● **Document**

* * * * * * *

Mumia: Coast to Coast--Outrage Over Death Warrant

Revolutionary Worker #1027, October 24, 1999

On Wednesday, October 14, the shocking news quickly spread around the world that Pennsylvania Governor Ridge had signed a death warrant for Mumia Abu-Jamal. Phone trees activated emergency response networks and mobilized people for "The Day After" (TDA) actions on Thursday, Friday and Saturday.

Many people were determined to respond immediately and powerfully to the governor's outrageous decision to press ahead with this execution.

Here are the events the RW has heard about as we go to press.


On Saturday, October 16, more than 1,500 people rallied and marched in Philadelphia--Mumia's home town--in a powerful expression of their determination to stop his execution. People came in cars and buses from all over the eastern United States--to hold a powerful and diverse action of many nationalities and many different political trends. The new generation of college and high school students made up more than half the march--putting their mark firmly on this day and on this struggle.

The rally was held in front of the State Building, within sight of the offices of the Fraternal Order of Police--that notorious headquarters of the campaign to defame and execute Mumia. Speakers included Pam Africa, of the International Concerned Family and Friends of Mumia Abu-Jamal; Carl Dix of the RCP; Monica Moorhead of International Action Center; C. Clark Kissinger of Refuse & Resist, and many others. A statement was read from the executive director of the American Friends Service Committee. Both at the podium and in the crowd, people expressed the strong connection between the struggle for Mumia's life, the intensifying campaign to stop police brutality and murder, and the struggle to free Leonard Peltier and all political prisoners.

The spirited march moved through the Black proletarian neighborhoods of north Philly--receiving a tremendous welcome from masses of people who waved their fists, shouted and honked in support.

San Francisco

"My father, Charles Vaughn, Sr. was assassinated last year, shot 11 times by the police... We will not let Mumia die. We do not want to add Mumia's name to the list of Stolen Lives."

* * * * * * *

● **Information given**

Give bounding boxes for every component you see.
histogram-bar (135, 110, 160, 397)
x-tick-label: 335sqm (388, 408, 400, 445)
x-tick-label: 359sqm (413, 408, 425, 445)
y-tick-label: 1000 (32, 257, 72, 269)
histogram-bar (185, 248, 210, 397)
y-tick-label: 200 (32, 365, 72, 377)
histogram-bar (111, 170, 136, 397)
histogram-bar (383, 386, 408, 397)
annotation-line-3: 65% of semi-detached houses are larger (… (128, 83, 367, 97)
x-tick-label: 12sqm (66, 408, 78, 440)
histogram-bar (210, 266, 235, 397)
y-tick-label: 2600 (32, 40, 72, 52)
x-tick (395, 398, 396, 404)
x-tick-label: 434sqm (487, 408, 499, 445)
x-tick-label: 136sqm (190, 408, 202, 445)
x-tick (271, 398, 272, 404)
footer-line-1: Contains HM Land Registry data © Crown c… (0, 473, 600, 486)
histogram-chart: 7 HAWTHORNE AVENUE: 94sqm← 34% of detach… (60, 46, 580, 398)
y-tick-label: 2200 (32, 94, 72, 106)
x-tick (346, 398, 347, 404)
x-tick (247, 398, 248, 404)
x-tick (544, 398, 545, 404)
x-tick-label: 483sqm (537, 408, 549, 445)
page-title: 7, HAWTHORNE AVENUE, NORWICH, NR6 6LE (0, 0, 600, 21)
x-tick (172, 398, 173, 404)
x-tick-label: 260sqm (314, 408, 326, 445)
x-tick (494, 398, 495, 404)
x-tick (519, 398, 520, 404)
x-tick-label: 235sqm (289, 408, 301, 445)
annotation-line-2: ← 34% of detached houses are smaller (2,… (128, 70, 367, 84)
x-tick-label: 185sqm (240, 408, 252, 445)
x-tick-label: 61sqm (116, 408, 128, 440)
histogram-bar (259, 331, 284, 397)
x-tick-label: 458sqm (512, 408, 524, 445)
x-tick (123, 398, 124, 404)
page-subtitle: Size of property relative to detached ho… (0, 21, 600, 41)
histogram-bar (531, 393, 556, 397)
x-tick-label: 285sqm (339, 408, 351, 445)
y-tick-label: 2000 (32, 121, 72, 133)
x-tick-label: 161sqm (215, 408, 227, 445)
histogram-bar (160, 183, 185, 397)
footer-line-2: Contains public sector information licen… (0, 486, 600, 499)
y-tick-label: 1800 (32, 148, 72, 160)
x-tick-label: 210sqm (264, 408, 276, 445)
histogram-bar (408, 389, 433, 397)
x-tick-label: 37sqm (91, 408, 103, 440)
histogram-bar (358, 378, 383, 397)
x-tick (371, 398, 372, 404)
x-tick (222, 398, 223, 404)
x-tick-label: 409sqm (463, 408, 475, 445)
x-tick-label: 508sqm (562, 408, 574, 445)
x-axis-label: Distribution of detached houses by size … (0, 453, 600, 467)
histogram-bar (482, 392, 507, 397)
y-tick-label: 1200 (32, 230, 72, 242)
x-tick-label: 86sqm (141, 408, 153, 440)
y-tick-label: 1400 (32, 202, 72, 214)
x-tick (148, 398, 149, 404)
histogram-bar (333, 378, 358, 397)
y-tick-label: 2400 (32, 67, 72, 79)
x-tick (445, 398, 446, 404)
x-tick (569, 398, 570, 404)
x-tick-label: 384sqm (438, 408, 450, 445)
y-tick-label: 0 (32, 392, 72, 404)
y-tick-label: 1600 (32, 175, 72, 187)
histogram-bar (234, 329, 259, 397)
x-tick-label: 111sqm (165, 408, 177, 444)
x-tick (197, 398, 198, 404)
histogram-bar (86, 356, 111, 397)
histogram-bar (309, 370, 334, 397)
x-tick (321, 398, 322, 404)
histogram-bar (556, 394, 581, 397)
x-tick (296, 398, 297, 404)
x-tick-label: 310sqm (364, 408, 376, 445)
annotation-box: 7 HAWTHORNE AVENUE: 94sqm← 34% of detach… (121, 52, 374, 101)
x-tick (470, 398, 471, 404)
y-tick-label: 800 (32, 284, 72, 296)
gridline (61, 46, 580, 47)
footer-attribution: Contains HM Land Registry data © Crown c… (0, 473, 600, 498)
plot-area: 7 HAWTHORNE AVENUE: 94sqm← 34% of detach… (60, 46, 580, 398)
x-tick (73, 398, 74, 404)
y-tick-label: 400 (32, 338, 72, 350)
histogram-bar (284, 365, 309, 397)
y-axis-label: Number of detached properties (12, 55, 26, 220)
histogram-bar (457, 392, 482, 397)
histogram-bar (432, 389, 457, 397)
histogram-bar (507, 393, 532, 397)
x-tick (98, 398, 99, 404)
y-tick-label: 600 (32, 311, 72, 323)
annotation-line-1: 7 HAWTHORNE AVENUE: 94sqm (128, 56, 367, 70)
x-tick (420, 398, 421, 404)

* * * * * * *

● **Directives**
1. In the article on Mumia Abu-Jamal, repeat the passage from "Mumia: Coast to" up to and including "Friday and Saturday.", swapping "Governor Ridge" for "the governor".
2. Translate this sentence from the article on Mumia Abu-Jamal into French: "Many people were determined to respond immediately and powerfully to the governor's outrageous decision to press ahead with this execution."

● **Results**
1.
Mumia: Coast to Coast--Outrage Over Death Warrant

Revolutionary Worker #1027, October 24, 1999

On Wednesday, October 14, the shocking news quickly spread around the world that Pennsylvania the governor had signed a death warrant for Mumia Abu-Jamal. Phone trees activated emergency response networks and mobilized people for "The Day After" (TDA) actions on Thursday, Friday and Saturday.

2. Beaucoup de gens étaient déterminés à réagir immédiatement et avec force à la décision scandaleuse du gouverneur de poursuivre cette exécution.